▶ _What you have to do_
Extract each line of the data and write it out again exactly.

::::::::::

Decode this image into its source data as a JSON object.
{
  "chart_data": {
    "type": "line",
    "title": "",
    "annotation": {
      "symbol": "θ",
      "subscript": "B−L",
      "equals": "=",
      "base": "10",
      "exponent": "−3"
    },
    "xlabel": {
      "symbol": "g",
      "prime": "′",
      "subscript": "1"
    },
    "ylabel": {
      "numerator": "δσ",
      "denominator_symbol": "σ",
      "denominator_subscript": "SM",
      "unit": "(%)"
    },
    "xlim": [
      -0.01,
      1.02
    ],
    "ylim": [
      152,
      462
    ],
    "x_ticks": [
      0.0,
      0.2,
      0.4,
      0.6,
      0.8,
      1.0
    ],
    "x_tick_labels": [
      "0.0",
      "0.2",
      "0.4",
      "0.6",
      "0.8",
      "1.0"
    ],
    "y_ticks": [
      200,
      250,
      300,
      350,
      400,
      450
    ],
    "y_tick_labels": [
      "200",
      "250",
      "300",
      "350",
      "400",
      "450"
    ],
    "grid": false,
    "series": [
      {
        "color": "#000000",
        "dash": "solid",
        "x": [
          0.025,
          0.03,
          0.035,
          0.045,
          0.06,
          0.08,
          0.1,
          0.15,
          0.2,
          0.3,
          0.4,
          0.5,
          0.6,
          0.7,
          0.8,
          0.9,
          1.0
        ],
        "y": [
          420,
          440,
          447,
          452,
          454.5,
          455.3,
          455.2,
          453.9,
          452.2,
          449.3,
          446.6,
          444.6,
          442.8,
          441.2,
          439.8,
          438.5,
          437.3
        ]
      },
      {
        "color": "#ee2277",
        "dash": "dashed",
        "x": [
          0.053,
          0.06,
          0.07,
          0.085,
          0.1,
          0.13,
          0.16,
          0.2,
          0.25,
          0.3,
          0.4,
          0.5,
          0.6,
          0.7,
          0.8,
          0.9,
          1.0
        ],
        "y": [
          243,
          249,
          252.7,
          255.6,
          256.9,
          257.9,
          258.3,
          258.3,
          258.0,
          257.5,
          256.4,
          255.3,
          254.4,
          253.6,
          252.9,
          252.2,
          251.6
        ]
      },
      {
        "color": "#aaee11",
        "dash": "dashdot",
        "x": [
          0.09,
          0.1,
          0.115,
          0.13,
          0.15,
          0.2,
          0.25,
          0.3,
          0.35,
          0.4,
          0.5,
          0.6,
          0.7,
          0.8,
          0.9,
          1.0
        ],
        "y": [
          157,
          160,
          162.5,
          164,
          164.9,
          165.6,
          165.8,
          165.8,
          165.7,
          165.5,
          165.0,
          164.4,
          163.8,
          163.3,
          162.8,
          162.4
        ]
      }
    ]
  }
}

::::::::::

▶ _Solved exercise_
Decode this image into its source data as a JSON object.
{
  "chart_data": {
    "type": "line",
    "title": "",
    "annotation": {
      "symbol": "θ",
      "subscript": "B−L",
      "equals": "=",
      "base": "10",
      "exponent": "−3"
    },
    "xlabel": {
      "symbol": "g",
      "prime": "′",
      "subscript": "1"
    },
    "ylabel": {
      "numerator": "δσ",
      "denominator_symbol": "σ",
      "denominator_subscript": "SM",
      "unit": "(%)"
    },
    "xlim": [
      -0.01,
      1.02
    ],
    "ylim": [
      152,
      462
    ],
    "x_ticks": [
      0.0,
      0.2,
      0.4,
      0.6,
      0.8,
      1.0
    ],
    "x_tick_labels": [
      "0.0",
      "0.2",
      "0.4",
      "0.6",
      "0.8",
      "1.0"
    ],
    "y_ticks": [
      200,
      250,
      300,
      350,
      400,
      450
    ],
    "y_tick_labels": [
      "200",
      "250",
      "300",
      "350",
      "400",
      "450"
    ],
    "grid": false,
    "series": [
      {
        "color": "#000000",
        "dash": "solid",
        "x": [
          0.025,
          0.03,
          0.035,
          0.045,
          0.06,
          0.08,
          0.1,
          0.15,
          0.2,
          0.3,
          0.4,
          0.5,
          0.6,
          0.7,
          0.8,
          0.9,
          1.0
        ],
        "y": [
          420,
          440,
          447,
          452,
          454.5,
          455.3,
          455.2,
          453.9,
          452.2,
          449.3,
          446.6,
          444.6,
          442.8,
          441.2,
          439.8,
          438.5,
          437.3
        ]
      },
      {
        "color": "#ee2277",
        "dash": "dashed",
        "x": [
          0.053,
          0.06,
          0.07,
          0.085,
          0.1,
          0.13,
          0.16,
          0.2,
          0.25,
          0.3,
          0.4,
          0.5,
          0.6,
          0.7,
          0.8,
          0.9,
          1.0
        ],
        "y": [
          243,
          249,
          252.7,
          255.6,
          256.9,
          257.9,
          258.3,
          258.3,
          258.0,
          257.5,
          256.4,
          255.3,
          254.4,
          253.6,
          252.9,
          252.2,
          251.6
        ]
      },
      {
        "color": "#aaee11",
        "dash": "dashdot",
        "x": [
          0.09,
          0.1,
          0.115,
          0.13,
          0.15,
          0.2,
          0.25,
          0.3,
          0.35,
          0.4,
          0.5,
          0.6,
          0.7,
          0.8,
          0.9,
          1.0
        ],
        "y": [
          157,
          160,
          162.5,
          164,
          164.9,
          165.6,
          165.8,
          165.8,
          165.7,
          165.5,
          165.0,
          164.4,
          163.8,
          163.3,
          162.8,
          162.4
        ]
      }
    ]
  }
}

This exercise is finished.